**Written task:** Wherever the word "palms" appears in the entries, copy the whole line.

Records that describe figures
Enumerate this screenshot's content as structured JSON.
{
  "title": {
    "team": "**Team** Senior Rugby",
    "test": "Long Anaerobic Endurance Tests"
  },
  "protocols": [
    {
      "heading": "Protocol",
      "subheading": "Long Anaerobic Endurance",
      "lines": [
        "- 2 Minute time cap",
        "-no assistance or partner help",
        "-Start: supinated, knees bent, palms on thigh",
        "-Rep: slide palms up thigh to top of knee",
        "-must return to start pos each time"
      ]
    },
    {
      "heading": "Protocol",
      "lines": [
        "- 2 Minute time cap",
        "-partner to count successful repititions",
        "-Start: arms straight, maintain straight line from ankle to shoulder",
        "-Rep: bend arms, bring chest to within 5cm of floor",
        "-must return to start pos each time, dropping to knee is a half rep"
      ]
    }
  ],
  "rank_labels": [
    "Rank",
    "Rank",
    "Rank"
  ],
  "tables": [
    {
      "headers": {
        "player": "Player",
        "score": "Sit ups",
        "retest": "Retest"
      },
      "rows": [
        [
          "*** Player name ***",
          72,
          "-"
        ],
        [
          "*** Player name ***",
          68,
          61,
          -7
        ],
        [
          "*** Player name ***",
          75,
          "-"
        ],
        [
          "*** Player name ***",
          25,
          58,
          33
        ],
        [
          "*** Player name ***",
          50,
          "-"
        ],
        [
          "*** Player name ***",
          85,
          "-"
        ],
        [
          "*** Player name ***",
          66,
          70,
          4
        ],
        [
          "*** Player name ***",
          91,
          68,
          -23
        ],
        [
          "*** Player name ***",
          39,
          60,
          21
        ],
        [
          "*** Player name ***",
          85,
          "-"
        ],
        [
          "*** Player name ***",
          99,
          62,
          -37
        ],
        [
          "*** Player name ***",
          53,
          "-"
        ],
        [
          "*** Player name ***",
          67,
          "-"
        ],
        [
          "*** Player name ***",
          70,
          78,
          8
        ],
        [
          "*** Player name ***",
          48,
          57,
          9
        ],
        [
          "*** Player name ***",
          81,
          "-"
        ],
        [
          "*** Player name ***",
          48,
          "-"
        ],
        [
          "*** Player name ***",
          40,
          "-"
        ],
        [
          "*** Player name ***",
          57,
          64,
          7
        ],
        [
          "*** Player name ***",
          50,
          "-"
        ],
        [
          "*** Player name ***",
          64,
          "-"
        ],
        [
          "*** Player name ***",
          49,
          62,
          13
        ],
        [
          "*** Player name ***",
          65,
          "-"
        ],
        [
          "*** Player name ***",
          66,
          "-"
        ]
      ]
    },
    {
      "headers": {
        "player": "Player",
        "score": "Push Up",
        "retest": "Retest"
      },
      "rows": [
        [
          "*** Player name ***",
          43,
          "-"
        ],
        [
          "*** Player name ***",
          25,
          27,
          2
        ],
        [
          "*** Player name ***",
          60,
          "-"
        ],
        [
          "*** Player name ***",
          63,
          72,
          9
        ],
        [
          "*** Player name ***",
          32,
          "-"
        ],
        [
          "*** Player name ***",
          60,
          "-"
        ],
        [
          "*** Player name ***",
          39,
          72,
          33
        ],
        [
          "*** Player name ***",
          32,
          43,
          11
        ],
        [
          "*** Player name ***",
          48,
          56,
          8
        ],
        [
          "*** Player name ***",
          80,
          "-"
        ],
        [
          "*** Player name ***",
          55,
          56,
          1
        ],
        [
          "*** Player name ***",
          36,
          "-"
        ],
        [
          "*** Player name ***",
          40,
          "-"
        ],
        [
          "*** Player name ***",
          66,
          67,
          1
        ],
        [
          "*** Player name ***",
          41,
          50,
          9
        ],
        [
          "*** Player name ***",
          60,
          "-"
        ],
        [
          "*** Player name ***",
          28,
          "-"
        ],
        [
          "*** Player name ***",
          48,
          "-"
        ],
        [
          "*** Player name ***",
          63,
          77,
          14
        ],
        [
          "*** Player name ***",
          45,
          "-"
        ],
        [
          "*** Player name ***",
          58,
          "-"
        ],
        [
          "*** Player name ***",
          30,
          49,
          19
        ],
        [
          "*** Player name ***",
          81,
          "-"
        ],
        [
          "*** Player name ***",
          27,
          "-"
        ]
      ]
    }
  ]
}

**Expected answer:**
        "-Start: supinated, knees bent, palms on thigh",
        "-Rep: slide palms up thigh to top of knee",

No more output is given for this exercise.